Your goal >>
Every line from the one with "Read the values" to the end of the data needs to be copied exactly, and no line before it.

Supplied material >>
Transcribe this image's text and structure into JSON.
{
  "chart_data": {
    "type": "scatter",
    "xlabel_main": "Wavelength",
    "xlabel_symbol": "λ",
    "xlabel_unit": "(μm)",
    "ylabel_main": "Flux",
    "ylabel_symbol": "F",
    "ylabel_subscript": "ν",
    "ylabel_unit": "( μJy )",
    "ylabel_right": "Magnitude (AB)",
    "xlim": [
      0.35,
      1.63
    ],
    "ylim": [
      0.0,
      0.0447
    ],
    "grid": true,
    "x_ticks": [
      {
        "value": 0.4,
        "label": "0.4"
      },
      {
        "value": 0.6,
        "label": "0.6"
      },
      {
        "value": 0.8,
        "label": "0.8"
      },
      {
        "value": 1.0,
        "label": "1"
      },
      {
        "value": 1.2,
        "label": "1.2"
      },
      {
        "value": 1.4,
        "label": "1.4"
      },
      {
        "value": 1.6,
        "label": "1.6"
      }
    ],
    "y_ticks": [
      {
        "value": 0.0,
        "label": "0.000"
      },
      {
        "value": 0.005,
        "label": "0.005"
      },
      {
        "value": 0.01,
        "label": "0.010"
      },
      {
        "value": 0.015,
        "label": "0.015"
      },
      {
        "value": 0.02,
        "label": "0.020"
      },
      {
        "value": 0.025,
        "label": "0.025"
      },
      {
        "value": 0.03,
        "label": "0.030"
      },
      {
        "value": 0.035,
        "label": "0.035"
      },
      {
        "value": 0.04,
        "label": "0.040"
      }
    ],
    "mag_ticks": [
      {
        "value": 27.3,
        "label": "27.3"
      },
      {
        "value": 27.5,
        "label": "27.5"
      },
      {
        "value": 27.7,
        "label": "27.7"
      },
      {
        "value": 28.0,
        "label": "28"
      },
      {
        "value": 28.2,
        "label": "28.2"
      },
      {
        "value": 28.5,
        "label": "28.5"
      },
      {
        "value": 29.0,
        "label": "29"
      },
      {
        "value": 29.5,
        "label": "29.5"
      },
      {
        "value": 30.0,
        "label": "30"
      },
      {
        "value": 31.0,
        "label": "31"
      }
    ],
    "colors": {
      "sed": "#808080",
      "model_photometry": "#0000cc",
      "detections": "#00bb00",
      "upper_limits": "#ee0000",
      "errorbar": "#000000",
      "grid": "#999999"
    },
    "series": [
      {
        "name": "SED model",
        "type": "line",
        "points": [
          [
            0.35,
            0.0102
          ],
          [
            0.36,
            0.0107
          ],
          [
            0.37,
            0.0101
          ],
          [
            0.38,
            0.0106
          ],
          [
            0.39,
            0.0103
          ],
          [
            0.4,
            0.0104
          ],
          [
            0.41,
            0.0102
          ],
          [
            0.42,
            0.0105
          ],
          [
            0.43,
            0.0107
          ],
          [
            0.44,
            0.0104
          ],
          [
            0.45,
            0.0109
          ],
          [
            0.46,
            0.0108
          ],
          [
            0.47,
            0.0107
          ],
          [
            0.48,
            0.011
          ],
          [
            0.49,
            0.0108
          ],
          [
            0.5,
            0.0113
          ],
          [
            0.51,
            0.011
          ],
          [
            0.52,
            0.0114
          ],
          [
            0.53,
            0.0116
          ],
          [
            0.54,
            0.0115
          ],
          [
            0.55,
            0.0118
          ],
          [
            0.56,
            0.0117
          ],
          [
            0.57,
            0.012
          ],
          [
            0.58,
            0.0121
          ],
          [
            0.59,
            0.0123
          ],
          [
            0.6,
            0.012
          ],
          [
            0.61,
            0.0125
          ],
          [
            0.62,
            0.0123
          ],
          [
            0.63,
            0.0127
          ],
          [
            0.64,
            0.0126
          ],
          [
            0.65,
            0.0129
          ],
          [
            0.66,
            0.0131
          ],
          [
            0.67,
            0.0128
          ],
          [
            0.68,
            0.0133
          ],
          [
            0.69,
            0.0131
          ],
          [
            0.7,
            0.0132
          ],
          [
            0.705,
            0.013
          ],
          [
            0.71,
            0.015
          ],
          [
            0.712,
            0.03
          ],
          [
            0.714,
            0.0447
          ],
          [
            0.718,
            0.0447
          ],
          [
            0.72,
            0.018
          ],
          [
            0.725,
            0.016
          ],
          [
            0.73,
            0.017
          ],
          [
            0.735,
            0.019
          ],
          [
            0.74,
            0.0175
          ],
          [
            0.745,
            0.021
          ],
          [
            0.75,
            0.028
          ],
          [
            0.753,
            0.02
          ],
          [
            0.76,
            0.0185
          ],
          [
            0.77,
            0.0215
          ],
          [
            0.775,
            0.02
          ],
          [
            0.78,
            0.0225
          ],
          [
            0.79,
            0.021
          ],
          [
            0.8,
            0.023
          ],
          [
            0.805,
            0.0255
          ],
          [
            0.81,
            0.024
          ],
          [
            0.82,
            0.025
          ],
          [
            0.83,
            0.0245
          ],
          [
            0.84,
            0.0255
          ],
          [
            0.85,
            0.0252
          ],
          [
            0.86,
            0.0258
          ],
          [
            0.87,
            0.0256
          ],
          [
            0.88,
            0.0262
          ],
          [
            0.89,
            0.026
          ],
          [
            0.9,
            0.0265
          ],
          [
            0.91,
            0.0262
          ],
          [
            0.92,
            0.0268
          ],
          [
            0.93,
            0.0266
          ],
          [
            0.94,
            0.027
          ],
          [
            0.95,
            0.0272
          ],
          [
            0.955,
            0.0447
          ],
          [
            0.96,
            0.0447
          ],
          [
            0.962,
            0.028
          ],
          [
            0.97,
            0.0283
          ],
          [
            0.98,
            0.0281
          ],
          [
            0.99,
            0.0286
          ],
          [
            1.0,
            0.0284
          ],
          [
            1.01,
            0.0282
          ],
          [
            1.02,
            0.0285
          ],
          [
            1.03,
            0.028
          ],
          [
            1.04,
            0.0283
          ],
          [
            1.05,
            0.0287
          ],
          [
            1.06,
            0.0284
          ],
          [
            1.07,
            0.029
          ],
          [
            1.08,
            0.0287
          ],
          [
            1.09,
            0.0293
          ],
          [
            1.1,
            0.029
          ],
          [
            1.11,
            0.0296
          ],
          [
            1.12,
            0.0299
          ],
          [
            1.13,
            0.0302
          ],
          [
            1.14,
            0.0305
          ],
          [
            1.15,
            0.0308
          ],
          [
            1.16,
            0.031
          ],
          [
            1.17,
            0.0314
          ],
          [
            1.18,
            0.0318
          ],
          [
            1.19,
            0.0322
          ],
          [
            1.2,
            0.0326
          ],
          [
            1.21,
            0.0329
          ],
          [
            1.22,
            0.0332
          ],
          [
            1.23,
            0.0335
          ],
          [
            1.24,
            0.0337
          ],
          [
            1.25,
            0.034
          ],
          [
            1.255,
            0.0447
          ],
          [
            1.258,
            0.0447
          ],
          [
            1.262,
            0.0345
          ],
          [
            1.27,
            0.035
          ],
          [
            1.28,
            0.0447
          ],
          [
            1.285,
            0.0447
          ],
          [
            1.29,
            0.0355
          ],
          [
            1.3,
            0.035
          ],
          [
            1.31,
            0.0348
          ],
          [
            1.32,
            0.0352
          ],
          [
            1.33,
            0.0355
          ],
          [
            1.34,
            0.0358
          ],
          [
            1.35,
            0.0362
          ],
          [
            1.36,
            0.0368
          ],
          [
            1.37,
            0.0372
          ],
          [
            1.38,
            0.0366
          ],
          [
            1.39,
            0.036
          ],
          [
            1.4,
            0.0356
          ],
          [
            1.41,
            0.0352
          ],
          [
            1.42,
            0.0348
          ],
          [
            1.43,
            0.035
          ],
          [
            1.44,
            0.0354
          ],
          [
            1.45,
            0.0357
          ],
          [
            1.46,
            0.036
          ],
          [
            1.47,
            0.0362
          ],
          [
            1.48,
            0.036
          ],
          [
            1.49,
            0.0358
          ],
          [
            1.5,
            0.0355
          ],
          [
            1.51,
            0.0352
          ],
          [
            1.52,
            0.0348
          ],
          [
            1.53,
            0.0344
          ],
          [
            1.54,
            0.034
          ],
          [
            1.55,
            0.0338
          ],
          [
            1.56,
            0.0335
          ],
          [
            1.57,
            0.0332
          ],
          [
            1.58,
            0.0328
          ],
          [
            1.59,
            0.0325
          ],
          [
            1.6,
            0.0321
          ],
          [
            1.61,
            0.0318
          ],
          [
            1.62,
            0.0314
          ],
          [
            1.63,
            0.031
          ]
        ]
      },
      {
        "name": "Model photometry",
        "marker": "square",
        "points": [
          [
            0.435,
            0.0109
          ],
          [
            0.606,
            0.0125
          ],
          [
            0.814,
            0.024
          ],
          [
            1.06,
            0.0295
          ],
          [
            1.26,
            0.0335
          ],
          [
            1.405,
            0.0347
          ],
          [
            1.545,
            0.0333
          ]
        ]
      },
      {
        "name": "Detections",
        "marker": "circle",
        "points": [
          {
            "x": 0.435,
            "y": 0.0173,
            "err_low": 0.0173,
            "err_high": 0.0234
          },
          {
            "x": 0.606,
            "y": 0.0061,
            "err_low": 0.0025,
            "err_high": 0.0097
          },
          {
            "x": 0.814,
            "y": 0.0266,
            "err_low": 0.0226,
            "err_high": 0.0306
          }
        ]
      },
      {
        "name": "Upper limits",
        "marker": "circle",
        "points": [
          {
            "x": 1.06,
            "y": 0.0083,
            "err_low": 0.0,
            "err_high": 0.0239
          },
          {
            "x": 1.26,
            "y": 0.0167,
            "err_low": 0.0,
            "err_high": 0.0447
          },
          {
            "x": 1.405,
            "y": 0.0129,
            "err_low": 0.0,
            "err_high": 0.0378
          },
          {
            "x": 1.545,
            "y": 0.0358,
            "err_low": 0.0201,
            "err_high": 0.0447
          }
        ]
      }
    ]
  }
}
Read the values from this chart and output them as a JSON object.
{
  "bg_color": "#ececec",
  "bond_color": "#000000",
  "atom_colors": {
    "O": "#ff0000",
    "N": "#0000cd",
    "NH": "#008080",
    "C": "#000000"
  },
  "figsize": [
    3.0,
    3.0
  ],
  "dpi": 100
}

Task solution >>
Read the values from this chart and output them as a JSON object.
{
  "bg_color": "#ececec",
  "bond_color": "#000000",
  "atom_colors": {
    "O": "#ff0000",
    "N": "#0000cd",
    "NH": "#008080",
    "C": "#000000"
  },
  "figsize": [
    3.0,
    3.0
  ],
  "dpi": 100
}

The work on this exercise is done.